**Task brief**
Extract all lines containing "core".

**Extracted records**

= = = =

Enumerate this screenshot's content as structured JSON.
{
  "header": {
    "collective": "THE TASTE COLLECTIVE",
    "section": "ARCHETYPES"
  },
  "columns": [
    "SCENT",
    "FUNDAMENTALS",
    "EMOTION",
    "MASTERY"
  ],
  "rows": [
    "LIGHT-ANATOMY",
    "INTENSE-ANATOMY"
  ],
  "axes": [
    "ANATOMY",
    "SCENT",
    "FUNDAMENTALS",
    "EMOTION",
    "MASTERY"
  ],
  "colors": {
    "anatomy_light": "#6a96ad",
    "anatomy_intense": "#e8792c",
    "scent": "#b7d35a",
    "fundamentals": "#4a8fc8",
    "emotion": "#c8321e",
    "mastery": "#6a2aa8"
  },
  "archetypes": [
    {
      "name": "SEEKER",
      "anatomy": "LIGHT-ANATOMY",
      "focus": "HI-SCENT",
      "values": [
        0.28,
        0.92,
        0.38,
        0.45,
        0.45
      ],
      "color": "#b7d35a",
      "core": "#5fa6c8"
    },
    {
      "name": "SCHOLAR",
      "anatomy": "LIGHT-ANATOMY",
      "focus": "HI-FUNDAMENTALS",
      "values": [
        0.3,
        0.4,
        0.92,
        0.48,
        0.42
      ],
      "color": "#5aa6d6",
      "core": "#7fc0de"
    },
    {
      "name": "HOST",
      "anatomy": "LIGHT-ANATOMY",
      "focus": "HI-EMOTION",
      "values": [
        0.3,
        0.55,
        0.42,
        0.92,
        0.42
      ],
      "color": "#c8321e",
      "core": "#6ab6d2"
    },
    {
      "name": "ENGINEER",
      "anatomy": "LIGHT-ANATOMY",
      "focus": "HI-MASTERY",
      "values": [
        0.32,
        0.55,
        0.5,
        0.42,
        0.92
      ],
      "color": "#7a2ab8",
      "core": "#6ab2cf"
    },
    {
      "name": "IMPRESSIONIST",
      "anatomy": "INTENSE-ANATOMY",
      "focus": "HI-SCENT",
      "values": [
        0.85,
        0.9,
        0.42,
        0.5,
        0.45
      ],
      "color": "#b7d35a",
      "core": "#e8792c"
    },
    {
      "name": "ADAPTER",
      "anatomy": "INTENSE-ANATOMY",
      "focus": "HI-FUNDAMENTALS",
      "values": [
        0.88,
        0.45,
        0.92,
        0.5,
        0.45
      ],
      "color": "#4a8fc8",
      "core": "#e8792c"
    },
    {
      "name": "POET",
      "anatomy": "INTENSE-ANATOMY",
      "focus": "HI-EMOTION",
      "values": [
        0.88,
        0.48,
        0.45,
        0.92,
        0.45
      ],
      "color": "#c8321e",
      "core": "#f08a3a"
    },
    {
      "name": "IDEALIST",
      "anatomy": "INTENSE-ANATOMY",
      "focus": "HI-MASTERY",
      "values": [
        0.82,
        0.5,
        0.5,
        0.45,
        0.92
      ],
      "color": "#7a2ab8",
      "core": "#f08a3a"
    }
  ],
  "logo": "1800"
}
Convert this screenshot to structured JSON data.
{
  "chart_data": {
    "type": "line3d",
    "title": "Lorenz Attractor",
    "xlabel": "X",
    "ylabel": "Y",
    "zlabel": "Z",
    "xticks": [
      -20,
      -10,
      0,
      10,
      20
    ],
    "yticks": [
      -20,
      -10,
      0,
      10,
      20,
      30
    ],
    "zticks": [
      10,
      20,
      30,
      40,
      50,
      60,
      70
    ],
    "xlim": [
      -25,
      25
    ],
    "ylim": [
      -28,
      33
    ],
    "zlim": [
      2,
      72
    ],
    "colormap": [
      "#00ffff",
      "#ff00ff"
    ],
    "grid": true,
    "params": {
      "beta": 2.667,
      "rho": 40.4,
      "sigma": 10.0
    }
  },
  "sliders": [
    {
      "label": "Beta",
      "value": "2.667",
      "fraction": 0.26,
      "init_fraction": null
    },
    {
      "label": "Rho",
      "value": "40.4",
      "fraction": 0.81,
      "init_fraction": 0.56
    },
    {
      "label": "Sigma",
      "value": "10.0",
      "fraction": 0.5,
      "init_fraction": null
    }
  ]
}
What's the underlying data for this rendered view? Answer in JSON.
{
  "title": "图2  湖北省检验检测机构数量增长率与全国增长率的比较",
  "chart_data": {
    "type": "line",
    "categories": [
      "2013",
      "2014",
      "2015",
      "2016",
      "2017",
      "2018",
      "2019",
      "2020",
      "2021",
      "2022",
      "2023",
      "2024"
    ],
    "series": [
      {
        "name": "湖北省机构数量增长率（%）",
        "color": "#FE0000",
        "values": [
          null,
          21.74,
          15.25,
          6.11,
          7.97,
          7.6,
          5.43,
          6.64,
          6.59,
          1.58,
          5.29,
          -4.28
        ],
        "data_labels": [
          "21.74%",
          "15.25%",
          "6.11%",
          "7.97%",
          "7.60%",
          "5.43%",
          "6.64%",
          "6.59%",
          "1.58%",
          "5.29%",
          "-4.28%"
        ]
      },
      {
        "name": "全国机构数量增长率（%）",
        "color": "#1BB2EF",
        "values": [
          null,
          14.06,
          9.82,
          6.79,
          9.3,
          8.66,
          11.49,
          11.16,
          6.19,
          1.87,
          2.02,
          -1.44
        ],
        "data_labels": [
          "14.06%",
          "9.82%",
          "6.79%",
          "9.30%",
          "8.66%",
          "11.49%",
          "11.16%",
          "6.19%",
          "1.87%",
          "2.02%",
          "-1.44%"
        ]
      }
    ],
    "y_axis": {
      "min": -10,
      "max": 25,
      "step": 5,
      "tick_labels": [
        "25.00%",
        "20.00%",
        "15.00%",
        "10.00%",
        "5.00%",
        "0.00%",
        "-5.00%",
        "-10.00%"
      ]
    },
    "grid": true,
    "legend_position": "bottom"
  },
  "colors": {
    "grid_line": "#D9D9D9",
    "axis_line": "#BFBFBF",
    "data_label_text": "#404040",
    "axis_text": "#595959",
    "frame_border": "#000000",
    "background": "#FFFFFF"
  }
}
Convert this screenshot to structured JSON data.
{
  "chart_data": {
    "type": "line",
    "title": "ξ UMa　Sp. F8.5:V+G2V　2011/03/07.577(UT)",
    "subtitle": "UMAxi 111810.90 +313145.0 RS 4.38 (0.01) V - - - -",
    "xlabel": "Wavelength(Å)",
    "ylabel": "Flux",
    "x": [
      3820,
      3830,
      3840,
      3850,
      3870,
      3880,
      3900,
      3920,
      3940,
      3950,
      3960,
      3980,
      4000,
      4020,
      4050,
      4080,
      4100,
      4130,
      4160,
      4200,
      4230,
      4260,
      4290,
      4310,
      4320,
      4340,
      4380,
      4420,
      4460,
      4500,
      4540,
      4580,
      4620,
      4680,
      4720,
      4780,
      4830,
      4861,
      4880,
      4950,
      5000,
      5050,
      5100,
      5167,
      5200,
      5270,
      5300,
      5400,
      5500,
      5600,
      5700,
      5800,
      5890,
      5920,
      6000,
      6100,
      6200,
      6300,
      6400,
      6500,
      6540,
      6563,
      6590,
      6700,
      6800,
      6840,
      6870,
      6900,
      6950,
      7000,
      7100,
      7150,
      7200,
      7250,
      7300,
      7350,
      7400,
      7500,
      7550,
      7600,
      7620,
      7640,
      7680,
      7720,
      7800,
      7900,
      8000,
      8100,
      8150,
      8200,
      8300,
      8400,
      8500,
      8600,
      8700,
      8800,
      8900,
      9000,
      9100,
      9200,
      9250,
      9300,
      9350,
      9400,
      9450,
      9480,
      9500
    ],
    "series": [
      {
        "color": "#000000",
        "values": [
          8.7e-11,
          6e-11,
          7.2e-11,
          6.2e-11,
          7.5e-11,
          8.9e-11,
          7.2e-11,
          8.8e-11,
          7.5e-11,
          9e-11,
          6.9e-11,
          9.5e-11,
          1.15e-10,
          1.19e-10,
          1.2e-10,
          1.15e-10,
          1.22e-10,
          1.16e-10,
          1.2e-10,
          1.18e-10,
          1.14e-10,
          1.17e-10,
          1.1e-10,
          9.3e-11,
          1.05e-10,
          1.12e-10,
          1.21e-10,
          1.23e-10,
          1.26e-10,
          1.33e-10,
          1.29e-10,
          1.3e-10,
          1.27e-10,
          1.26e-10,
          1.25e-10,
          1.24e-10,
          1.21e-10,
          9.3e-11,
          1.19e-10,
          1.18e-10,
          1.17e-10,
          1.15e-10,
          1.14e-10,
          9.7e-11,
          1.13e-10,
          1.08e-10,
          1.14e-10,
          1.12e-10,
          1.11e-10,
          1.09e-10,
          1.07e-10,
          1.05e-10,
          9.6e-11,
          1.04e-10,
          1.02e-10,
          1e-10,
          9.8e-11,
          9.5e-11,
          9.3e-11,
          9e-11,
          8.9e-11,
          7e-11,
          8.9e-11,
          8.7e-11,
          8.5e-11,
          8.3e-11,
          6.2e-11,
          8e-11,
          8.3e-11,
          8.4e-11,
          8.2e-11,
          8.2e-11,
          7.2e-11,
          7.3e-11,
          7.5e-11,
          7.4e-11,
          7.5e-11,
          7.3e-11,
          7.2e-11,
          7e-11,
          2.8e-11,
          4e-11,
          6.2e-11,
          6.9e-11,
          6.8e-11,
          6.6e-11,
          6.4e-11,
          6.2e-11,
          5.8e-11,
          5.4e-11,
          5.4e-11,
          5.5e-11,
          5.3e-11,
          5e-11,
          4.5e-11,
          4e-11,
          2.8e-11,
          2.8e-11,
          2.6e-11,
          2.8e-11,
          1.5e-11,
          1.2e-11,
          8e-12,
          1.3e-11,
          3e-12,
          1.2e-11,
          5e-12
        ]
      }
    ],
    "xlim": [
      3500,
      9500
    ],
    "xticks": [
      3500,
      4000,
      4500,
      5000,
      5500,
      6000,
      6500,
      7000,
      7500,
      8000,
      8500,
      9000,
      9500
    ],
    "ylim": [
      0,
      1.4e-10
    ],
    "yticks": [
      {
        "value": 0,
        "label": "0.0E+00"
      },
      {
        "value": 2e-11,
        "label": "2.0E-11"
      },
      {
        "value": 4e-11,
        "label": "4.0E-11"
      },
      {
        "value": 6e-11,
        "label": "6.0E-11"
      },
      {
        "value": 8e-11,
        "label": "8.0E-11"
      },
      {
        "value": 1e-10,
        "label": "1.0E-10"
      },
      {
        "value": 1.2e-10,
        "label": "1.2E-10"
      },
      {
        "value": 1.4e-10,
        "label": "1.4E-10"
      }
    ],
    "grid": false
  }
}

= = = =

**Reply to the exercise**
      "core": "#5fa6c8"
      "core": "#7fc0de"
      "core": "#6ab6d2"
      "core": "#6ab2cf"
      "core": "#e8792c"
      "core": "#e8792c"
      "core": "#f08a3a"
      "core": "#f08a3a"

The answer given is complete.